Excerpt from a dataset:

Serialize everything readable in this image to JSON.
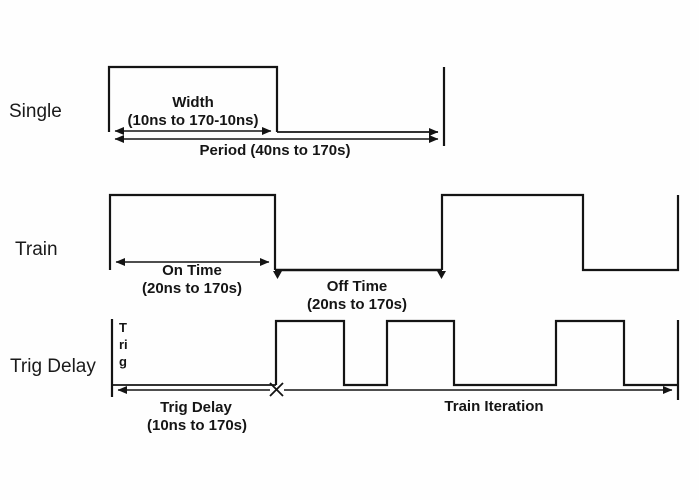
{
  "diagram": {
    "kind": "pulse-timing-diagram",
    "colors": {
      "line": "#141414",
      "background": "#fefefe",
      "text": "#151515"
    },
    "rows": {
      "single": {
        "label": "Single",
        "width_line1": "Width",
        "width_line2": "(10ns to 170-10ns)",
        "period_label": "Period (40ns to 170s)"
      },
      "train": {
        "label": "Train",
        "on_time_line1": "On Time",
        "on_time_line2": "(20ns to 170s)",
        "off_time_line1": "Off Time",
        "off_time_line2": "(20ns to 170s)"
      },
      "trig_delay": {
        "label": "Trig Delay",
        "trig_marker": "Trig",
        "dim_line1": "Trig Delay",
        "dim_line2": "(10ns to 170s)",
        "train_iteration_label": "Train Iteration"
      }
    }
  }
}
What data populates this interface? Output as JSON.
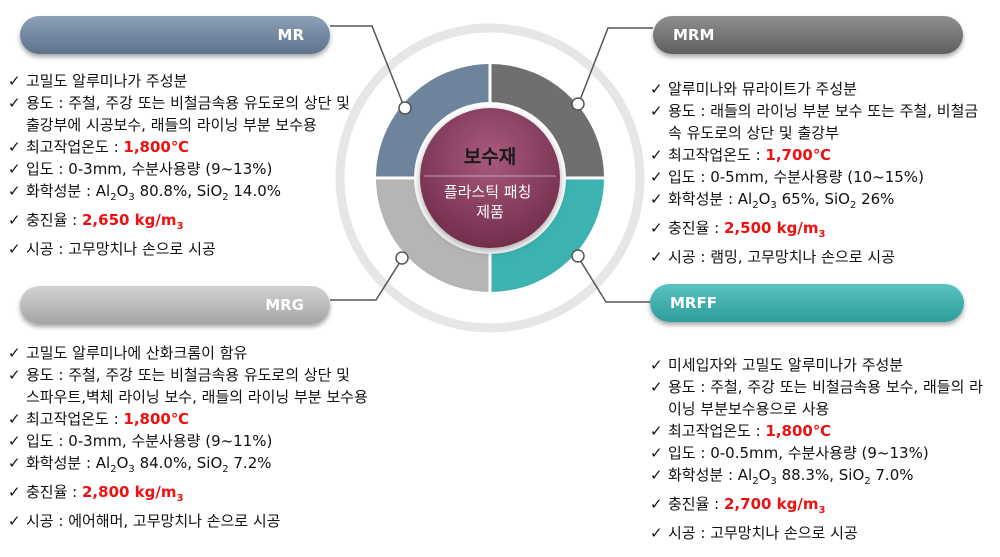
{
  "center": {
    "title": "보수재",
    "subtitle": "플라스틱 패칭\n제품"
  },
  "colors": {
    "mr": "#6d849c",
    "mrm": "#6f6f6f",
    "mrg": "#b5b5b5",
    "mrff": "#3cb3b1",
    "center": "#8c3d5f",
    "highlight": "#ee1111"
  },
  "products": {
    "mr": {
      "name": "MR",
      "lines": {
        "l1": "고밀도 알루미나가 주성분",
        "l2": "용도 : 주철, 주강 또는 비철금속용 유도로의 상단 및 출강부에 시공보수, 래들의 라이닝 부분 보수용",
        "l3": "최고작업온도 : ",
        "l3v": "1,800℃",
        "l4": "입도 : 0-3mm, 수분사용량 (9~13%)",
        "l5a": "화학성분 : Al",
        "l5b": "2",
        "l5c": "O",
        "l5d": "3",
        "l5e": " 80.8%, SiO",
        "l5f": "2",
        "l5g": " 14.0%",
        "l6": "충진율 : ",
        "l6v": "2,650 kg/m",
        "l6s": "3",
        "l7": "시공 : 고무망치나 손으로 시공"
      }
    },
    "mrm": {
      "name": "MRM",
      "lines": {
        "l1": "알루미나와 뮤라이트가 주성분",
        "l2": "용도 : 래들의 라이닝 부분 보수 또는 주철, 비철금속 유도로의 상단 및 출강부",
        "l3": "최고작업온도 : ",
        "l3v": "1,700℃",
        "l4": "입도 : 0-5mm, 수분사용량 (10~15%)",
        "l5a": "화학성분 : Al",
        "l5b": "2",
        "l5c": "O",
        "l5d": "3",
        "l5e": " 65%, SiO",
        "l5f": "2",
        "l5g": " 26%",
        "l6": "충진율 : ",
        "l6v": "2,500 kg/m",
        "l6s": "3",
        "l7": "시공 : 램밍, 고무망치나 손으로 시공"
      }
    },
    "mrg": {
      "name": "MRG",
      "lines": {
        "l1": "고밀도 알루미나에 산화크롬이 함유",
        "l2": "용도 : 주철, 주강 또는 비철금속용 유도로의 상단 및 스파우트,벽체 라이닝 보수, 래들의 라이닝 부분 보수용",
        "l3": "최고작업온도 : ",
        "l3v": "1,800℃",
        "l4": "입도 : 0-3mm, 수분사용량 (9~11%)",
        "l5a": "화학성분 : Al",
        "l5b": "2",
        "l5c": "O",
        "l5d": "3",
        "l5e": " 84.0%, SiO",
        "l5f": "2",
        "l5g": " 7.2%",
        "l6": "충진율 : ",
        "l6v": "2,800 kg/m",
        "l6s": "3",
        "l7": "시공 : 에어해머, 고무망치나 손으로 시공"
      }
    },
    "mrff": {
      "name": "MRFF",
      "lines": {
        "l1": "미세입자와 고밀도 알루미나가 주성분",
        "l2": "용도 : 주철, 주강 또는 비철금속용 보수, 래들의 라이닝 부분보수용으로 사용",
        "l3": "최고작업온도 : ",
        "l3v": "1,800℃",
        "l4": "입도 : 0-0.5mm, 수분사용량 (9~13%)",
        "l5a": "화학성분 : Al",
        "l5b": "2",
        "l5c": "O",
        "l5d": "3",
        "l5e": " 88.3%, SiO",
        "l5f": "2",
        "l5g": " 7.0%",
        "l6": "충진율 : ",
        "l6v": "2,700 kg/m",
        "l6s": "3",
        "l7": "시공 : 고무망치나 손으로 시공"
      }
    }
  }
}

* * *

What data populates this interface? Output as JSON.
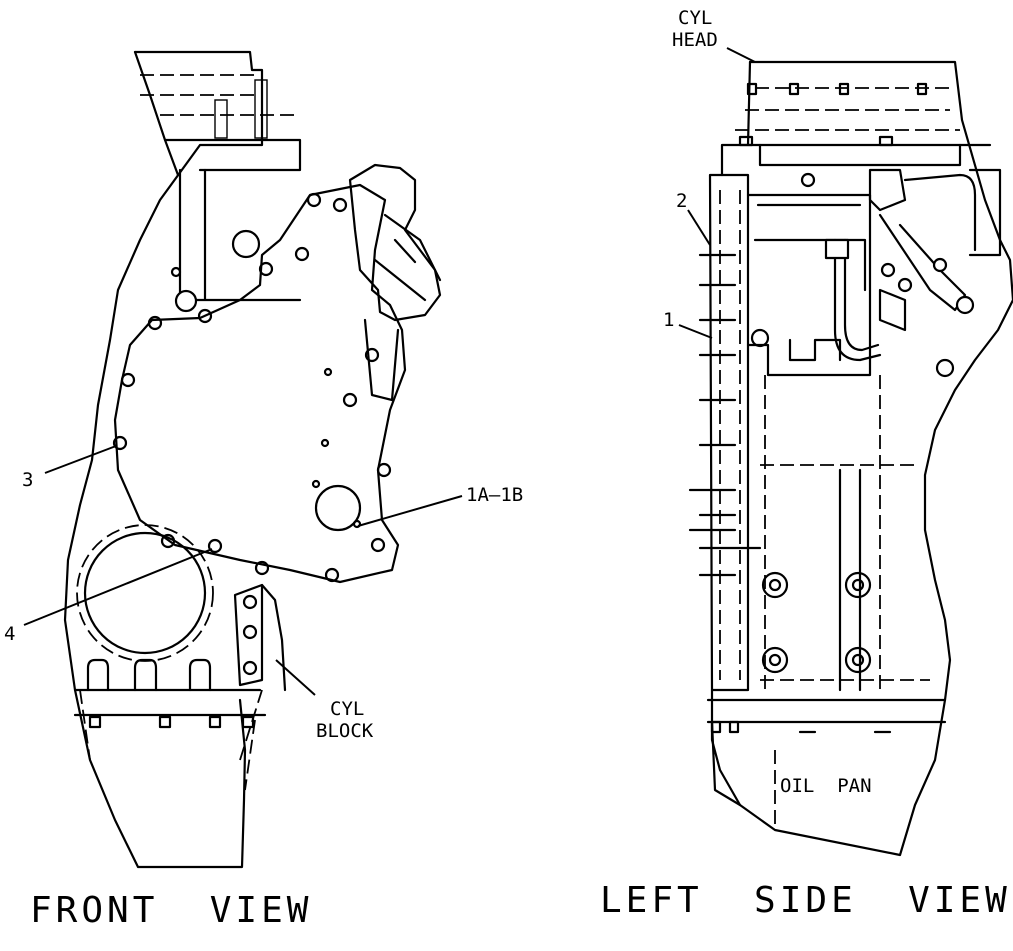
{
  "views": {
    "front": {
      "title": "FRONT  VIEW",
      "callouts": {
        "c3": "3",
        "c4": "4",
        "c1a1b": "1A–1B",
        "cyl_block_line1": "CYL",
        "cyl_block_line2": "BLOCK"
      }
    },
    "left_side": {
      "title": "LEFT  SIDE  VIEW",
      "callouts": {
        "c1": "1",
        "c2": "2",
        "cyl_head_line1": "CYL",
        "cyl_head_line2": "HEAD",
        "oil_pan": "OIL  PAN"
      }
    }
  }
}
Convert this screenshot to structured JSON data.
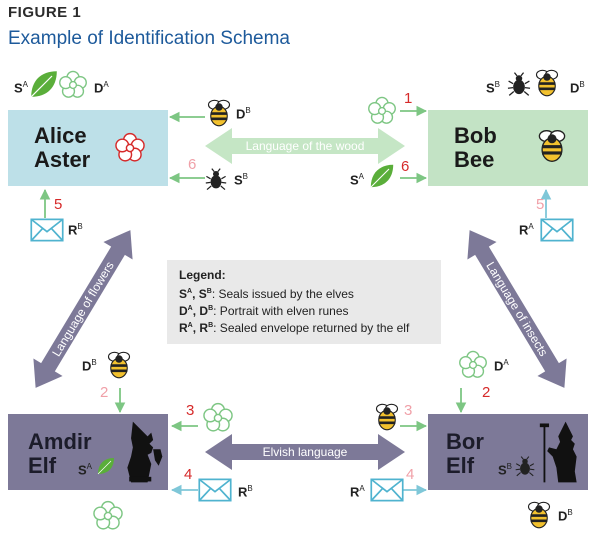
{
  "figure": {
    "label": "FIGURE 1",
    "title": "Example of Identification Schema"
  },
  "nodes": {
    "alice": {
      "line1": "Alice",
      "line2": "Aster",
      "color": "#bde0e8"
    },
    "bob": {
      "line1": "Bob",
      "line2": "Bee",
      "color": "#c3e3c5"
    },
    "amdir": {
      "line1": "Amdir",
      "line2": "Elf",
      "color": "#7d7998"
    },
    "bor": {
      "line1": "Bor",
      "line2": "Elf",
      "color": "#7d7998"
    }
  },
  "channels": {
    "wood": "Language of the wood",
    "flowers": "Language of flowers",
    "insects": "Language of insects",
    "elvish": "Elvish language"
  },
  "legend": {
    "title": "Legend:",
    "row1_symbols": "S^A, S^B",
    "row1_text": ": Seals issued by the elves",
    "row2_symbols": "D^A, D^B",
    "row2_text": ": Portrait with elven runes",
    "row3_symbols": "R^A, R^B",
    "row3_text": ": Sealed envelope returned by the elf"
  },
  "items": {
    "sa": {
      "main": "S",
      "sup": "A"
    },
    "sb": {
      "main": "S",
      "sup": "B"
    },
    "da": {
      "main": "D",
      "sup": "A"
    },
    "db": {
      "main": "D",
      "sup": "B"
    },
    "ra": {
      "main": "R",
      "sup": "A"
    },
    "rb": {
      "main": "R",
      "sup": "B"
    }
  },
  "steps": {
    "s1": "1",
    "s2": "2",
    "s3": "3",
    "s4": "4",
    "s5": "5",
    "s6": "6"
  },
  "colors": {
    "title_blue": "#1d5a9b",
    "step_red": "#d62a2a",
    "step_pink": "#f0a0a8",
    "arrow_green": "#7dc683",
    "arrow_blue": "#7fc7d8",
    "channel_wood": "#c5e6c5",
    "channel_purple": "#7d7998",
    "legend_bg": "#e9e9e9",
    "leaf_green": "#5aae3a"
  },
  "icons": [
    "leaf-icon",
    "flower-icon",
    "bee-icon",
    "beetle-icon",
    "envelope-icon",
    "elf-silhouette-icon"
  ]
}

---

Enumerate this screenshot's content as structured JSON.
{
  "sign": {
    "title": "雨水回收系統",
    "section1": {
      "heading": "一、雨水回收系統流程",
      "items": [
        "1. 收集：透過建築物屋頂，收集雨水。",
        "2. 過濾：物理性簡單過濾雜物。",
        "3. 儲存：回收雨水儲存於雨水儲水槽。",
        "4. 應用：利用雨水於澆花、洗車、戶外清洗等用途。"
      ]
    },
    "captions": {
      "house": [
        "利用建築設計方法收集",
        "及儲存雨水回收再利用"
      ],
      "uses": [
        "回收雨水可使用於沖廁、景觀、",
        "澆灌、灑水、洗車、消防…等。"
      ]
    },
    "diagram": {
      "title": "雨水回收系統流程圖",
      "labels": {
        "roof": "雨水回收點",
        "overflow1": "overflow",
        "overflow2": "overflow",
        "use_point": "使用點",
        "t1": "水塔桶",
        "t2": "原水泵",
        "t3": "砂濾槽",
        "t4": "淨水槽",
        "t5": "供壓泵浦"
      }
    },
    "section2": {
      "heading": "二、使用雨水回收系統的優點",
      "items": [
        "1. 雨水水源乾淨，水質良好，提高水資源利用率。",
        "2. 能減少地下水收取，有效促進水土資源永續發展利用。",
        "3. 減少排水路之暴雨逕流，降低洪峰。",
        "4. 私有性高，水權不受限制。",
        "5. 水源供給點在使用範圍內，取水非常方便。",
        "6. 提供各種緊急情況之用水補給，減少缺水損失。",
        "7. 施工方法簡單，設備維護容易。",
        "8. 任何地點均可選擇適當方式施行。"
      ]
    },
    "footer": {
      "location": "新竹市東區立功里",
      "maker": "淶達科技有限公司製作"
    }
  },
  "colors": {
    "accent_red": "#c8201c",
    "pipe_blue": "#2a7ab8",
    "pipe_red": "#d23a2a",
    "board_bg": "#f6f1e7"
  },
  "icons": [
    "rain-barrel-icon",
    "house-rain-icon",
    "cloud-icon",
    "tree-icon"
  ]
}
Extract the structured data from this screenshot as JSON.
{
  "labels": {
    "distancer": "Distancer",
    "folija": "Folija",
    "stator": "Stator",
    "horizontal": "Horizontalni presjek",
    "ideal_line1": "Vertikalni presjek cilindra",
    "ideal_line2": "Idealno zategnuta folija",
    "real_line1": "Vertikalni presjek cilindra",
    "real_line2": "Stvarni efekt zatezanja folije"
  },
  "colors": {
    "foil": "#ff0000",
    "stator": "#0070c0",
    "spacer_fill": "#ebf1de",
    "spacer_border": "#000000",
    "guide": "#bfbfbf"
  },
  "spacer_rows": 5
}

__WHAT NEEDS TO BE DONE__
In the records, locate each line holding the string "heading" and copy it.

__TASK RESULT__
      "heading": "一、雨水回收系統流程",
      "heading": "二、使用雨水回收系統的優點",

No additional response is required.